▶ _Work to complete_
Records follow. Select each line holding "thuật".

[Lines of data]
-- Begin --
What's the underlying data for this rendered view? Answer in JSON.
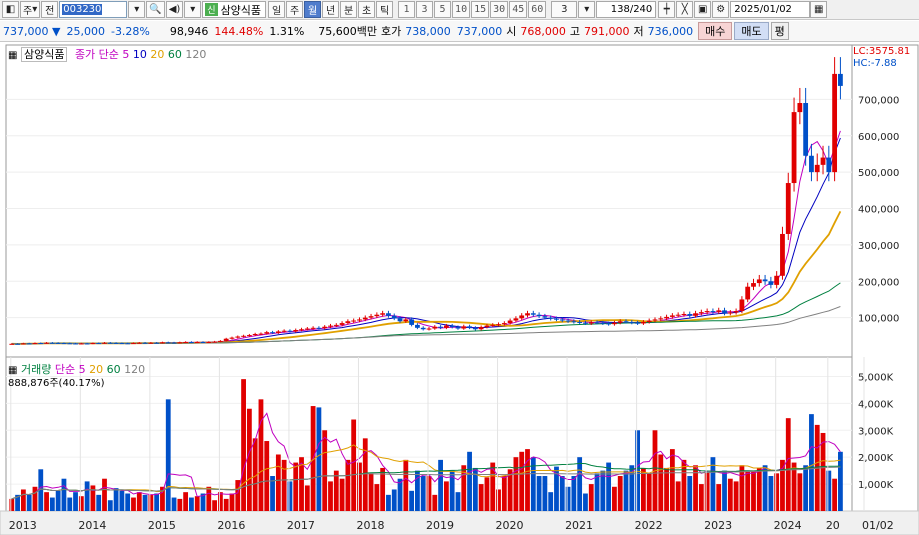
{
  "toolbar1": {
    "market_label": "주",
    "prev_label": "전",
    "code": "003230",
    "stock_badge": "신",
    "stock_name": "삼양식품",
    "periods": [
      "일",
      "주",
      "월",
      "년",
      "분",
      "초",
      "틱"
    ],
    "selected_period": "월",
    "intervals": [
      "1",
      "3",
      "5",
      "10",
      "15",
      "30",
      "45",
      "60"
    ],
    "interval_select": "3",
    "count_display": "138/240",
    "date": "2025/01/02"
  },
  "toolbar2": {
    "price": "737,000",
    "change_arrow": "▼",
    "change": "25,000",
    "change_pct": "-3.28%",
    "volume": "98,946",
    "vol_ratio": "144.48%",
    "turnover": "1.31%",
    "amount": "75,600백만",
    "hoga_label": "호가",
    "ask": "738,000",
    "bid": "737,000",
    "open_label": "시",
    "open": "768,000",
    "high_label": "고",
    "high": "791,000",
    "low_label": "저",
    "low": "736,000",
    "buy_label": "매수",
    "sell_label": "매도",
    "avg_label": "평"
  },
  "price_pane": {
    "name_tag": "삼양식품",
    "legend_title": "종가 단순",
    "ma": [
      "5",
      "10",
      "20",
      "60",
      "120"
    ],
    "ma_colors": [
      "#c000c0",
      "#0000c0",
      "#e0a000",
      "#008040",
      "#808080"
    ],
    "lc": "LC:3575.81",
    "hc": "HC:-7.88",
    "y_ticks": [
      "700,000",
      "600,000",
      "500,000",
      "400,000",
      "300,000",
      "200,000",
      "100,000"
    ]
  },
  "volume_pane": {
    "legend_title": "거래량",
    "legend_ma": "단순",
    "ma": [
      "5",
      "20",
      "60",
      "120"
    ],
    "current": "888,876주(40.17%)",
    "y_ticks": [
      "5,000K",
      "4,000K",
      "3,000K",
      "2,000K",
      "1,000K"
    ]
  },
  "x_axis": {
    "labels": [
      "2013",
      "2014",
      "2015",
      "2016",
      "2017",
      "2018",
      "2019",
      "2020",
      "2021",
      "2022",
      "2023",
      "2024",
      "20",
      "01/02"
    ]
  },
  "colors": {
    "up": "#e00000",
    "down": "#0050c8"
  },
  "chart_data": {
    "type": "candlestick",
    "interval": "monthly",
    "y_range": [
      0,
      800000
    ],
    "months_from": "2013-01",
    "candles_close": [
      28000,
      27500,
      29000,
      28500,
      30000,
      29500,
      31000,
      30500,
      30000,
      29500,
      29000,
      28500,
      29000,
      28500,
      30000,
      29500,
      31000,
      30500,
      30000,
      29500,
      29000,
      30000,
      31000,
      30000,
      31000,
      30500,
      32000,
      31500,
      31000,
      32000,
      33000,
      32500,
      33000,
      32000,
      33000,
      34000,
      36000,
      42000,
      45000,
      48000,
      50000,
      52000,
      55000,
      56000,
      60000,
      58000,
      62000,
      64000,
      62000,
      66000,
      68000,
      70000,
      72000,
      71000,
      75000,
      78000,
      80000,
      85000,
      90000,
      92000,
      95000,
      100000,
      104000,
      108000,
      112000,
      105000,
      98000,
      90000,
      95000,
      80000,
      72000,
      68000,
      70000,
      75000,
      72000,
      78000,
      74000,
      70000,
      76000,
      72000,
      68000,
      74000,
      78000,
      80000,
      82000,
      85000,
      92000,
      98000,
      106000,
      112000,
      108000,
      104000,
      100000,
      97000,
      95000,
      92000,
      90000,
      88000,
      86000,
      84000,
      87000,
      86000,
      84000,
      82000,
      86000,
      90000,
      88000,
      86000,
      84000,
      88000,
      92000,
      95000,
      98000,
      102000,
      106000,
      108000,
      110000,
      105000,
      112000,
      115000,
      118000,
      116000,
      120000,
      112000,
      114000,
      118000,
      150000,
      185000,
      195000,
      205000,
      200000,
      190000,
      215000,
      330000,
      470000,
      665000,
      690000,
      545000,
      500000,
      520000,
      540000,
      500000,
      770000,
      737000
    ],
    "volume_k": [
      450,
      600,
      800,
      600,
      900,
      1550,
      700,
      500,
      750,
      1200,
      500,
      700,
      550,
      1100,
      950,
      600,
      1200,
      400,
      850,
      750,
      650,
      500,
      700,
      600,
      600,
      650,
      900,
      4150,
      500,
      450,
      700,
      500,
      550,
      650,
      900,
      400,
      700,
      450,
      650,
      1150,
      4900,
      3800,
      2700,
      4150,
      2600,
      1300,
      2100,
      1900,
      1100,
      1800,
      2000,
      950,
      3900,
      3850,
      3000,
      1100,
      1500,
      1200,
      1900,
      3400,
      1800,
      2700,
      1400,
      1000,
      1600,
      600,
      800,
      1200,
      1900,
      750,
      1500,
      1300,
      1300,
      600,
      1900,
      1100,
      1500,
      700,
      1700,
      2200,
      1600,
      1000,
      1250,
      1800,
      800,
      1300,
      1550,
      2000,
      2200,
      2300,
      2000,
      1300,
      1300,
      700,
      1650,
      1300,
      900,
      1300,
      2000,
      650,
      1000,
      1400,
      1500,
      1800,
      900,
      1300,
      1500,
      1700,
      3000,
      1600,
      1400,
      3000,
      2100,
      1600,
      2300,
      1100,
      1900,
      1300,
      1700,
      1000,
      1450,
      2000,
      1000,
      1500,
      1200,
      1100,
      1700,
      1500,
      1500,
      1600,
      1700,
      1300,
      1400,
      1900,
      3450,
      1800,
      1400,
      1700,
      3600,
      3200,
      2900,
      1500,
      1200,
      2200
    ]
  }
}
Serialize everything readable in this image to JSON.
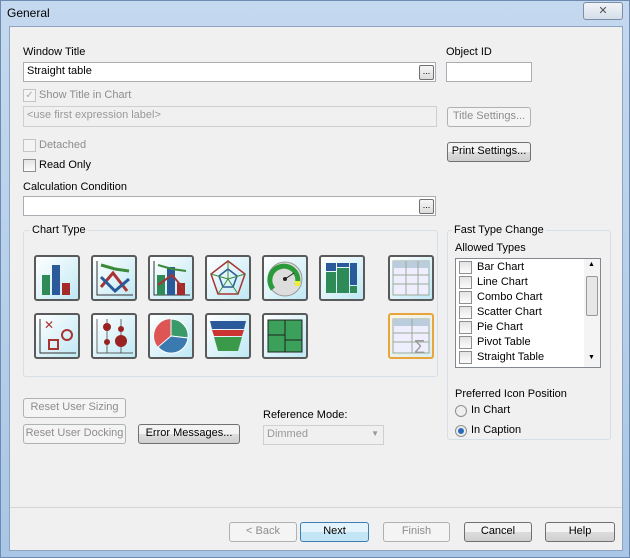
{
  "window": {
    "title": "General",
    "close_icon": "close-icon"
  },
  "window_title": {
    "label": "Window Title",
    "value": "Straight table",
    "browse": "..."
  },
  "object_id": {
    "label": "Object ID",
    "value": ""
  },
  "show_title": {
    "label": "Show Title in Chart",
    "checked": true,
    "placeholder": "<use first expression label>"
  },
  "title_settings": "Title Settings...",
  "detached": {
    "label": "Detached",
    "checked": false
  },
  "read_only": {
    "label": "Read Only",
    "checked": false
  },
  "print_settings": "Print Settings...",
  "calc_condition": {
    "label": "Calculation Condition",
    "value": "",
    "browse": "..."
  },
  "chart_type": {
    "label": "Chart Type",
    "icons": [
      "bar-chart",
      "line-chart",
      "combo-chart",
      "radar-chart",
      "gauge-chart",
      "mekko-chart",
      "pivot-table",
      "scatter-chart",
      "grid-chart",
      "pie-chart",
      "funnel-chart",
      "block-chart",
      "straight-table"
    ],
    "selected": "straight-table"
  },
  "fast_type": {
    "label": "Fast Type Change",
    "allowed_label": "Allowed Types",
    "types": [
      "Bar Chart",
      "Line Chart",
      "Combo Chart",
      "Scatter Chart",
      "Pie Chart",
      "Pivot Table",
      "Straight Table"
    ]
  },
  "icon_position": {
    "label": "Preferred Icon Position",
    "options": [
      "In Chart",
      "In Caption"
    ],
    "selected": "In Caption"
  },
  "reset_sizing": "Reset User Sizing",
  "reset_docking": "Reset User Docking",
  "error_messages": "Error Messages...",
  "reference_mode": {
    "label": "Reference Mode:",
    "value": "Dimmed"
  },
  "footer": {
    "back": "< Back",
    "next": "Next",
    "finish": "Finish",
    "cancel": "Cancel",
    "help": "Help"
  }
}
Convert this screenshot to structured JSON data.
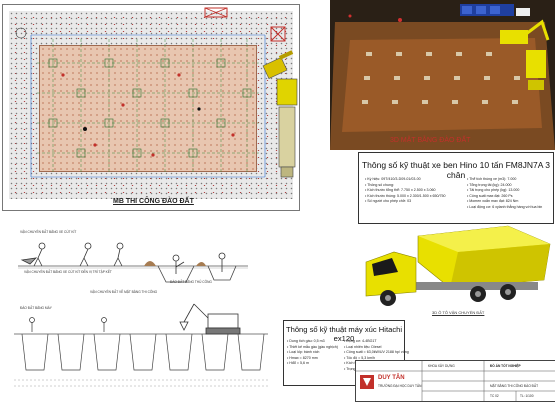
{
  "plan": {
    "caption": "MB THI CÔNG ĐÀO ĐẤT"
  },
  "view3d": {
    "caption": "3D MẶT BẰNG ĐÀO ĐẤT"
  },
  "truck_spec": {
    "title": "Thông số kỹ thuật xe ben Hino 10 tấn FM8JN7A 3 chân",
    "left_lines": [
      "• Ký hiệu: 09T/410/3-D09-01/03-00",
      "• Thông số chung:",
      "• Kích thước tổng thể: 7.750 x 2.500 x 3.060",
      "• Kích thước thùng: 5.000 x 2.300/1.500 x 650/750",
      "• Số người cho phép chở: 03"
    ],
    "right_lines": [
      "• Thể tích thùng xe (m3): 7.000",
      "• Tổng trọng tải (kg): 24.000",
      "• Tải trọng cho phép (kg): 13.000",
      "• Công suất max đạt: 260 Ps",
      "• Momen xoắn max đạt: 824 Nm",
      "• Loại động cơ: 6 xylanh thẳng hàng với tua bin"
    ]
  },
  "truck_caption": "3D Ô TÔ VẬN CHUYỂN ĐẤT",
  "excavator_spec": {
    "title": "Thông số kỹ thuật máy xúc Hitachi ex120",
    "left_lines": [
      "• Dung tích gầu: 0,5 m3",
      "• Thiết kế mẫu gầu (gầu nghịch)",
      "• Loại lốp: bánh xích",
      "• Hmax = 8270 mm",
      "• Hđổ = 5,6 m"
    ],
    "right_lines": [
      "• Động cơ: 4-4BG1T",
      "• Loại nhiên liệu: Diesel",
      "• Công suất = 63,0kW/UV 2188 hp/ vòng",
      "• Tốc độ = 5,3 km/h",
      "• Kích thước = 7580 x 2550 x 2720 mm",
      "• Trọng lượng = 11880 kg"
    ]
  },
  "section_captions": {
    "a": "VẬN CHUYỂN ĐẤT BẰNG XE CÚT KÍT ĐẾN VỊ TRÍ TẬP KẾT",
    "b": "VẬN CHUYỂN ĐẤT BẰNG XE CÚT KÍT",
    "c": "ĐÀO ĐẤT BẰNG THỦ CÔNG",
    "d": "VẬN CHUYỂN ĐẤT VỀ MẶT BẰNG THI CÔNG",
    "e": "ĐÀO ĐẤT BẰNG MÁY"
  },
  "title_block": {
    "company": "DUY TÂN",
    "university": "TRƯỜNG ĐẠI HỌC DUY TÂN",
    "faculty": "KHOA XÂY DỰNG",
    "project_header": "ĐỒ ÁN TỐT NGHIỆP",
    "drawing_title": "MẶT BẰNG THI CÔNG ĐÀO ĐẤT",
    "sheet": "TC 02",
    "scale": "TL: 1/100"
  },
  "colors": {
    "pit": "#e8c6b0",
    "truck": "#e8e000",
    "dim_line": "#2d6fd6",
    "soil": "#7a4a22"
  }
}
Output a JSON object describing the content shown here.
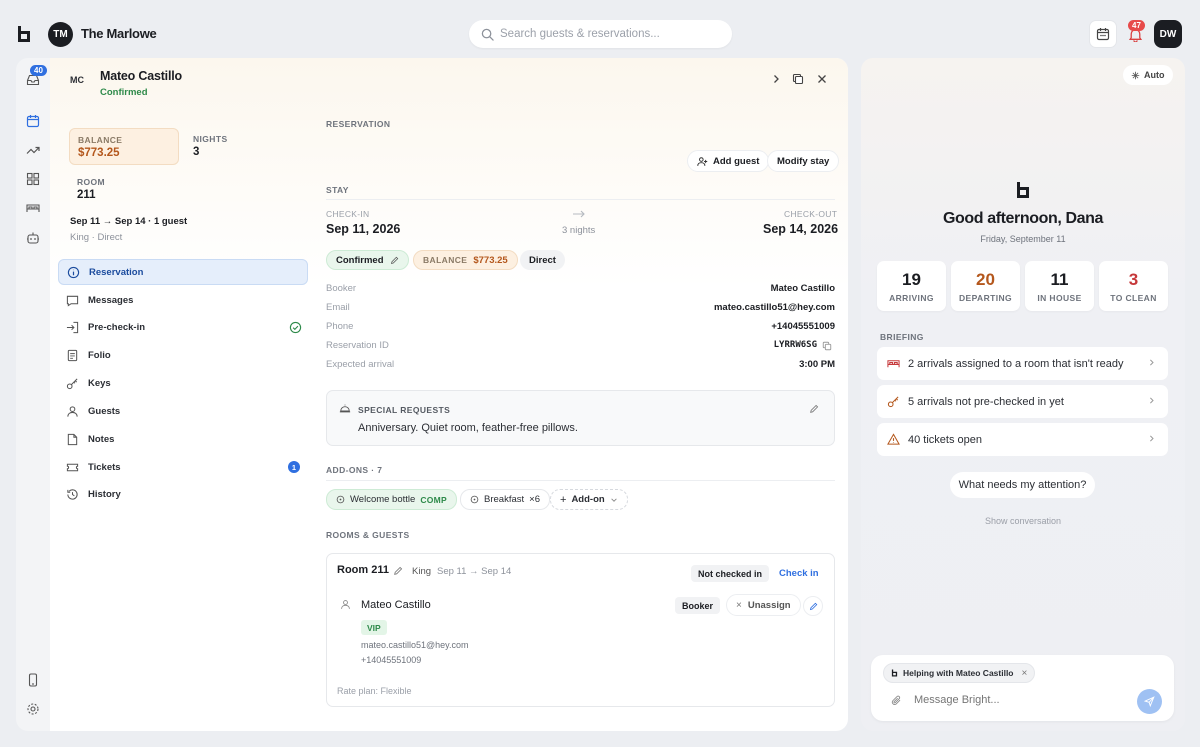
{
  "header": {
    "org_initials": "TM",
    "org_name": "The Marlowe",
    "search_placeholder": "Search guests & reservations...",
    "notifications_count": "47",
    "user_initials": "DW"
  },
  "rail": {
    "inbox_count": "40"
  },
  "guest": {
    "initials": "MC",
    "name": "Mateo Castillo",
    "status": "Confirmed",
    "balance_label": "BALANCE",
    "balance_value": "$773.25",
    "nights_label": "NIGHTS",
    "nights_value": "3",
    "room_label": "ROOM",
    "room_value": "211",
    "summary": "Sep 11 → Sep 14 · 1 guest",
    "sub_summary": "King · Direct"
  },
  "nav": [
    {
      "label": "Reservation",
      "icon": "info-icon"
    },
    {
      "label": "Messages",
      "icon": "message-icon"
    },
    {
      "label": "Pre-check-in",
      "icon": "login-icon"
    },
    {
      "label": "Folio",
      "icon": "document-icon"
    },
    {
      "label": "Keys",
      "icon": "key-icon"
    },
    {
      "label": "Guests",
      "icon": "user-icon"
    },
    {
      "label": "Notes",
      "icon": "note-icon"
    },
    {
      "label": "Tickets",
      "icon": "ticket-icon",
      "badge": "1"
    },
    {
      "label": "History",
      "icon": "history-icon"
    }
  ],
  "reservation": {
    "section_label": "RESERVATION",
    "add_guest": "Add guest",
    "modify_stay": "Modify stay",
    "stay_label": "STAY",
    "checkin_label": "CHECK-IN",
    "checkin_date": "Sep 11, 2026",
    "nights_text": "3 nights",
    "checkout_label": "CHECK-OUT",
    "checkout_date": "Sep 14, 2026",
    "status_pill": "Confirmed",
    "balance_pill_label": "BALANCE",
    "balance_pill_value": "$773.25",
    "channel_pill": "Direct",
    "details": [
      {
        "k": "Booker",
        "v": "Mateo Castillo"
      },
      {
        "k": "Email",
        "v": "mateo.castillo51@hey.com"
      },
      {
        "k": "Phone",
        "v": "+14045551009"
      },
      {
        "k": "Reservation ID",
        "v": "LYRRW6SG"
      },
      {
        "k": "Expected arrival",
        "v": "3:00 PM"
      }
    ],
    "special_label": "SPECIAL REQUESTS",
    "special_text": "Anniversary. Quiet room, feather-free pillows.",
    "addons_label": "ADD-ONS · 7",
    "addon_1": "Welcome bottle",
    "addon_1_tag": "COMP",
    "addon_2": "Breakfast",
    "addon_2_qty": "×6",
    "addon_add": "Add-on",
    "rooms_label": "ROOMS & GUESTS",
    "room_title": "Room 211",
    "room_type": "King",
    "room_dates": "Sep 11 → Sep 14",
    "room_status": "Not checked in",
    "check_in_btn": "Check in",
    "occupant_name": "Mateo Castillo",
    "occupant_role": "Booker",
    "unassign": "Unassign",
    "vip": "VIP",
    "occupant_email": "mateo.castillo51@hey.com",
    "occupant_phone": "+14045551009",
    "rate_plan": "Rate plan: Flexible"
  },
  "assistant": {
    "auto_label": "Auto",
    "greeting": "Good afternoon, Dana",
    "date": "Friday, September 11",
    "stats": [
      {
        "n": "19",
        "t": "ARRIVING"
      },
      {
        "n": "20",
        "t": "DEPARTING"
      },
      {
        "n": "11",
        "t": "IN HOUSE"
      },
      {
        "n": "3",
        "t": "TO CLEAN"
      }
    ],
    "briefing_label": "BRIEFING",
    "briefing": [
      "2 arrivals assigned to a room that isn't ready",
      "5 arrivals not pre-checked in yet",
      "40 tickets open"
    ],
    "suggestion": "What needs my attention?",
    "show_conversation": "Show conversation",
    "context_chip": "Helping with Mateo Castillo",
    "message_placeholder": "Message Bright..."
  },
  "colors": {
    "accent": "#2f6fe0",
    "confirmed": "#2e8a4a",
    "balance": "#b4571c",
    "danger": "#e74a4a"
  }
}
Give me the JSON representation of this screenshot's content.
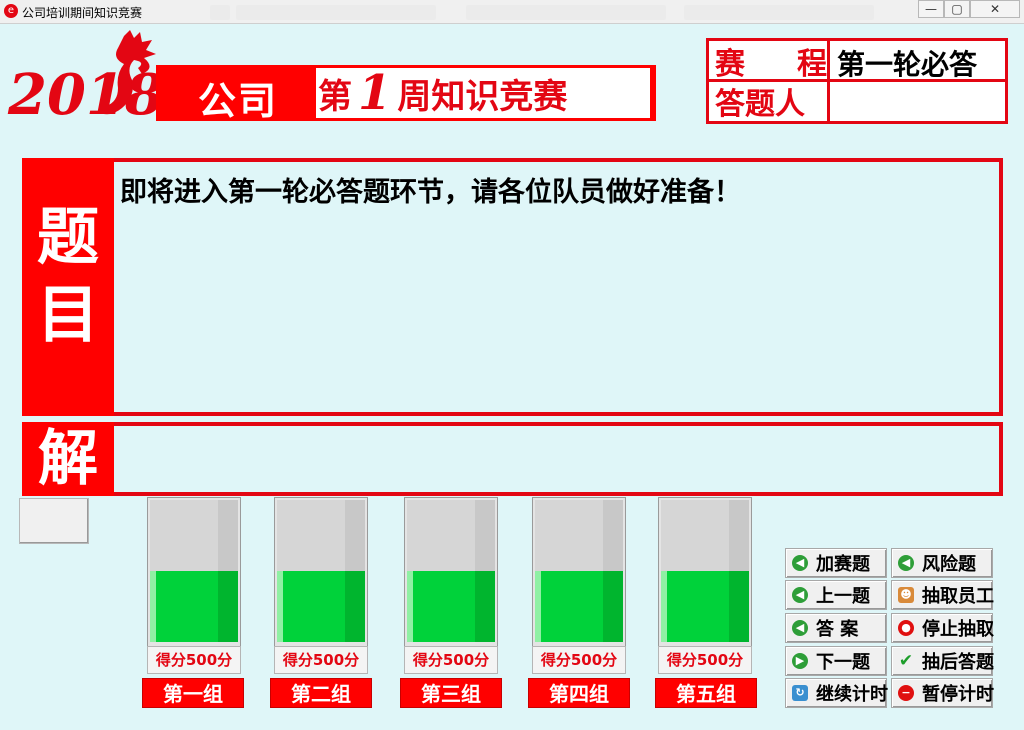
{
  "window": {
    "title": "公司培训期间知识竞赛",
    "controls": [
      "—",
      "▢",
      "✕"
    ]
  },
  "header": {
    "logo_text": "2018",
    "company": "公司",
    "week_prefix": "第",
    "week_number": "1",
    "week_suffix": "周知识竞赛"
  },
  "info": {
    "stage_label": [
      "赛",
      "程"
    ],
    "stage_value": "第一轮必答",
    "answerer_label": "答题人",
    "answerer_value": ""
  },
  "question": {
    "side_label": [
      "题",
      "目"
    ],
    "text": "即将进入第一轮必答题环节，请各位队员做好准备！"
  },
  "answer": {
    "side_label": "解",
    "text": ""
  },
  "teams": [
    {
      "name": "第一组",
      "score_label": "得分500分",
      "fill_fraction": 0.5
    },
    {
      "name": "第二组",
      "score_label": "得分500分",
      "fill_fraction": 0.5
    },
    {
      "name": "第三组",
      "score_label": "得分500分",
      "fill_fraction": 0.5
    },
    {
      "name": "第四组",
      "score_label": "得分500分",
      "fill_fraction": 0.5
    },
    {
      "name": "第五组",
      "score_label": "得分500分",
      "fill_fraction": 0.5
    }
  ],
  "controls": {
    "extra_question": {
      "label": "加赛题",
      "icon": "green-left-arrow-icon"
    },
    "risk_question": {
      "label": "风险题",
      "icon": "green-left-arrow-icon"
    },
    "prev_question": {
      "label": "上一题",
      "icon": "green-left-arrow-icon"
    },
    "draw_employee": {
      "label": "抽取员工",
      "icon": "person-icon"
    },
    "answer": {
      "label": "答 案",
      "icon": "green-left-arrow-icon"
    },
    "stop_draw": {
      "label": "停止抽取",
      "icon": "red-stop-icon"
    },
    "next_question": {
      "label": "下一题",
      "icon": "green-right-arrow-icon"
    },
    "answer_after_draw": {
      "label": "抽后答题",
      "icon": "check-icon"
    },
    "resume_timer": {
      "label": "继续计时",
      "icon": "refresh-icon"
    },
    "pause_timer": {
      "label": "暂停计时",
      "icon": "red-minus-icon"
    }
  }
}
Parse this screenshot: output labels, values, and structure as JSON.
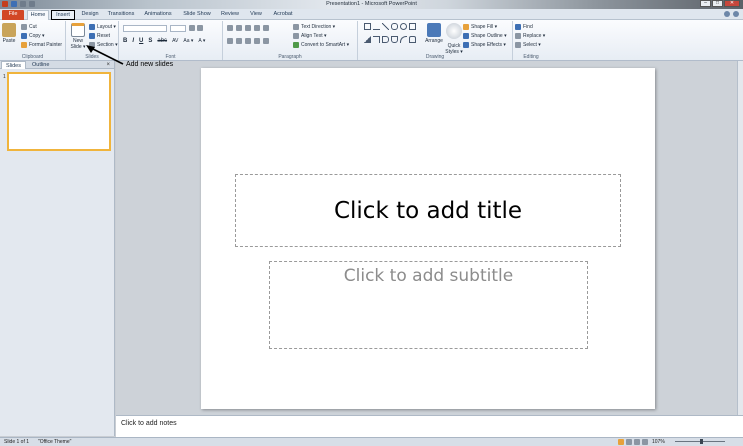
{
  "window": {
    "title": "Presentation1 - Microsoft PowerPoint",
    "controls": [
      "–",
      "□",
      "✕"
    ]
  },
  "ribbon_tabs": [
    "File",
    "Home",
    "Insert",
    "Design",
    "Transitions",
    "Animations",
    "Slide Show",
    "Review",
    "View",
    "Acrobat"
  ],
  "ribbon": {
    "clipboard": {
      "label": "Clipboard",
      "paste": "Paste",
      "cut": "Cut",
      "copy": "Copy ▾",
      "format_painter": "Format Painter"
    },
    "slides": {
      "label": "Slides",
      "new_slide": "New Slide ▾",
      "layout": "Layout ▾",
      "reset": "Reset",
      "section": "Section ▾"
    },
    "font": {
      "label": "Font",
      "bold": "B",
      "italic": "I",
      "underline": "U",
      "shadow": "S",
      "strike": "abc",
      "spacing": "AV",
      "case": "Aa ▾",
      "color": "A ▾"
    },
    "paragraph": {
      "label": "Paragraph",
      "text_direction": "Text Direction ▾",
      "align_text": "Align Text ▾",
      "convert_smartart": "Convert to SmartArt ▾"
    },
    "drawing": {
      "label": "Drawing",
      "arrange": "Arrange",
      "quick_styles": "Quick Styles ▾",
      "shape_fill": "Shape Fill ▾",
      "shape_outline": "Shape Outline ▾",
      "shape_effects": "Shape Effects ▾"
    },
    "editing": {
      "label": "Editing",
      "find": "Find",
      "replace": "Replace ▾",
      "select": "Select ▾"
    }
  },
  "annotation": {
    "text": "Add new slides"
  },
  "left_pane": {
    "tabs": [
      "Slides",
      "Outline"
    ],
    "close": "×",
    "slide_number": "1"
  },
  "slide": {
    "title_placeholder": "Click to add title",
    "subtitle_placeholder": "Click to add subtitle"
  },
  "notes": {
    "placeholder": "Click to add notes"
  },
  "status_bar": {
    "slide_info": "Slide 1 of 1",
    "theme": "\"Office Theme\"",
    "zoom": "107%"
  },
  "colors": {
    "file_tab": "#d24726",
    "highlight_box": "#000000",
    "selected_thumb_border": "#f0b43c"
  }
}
-- End --
▶ _The reply_
    "title": "Thông số kỹ thuật xe ben Hino 10 tấn FM8JN7A 3 chân",
    "title": "Thông số kỹ thuật máy xúc Hitachi ex120",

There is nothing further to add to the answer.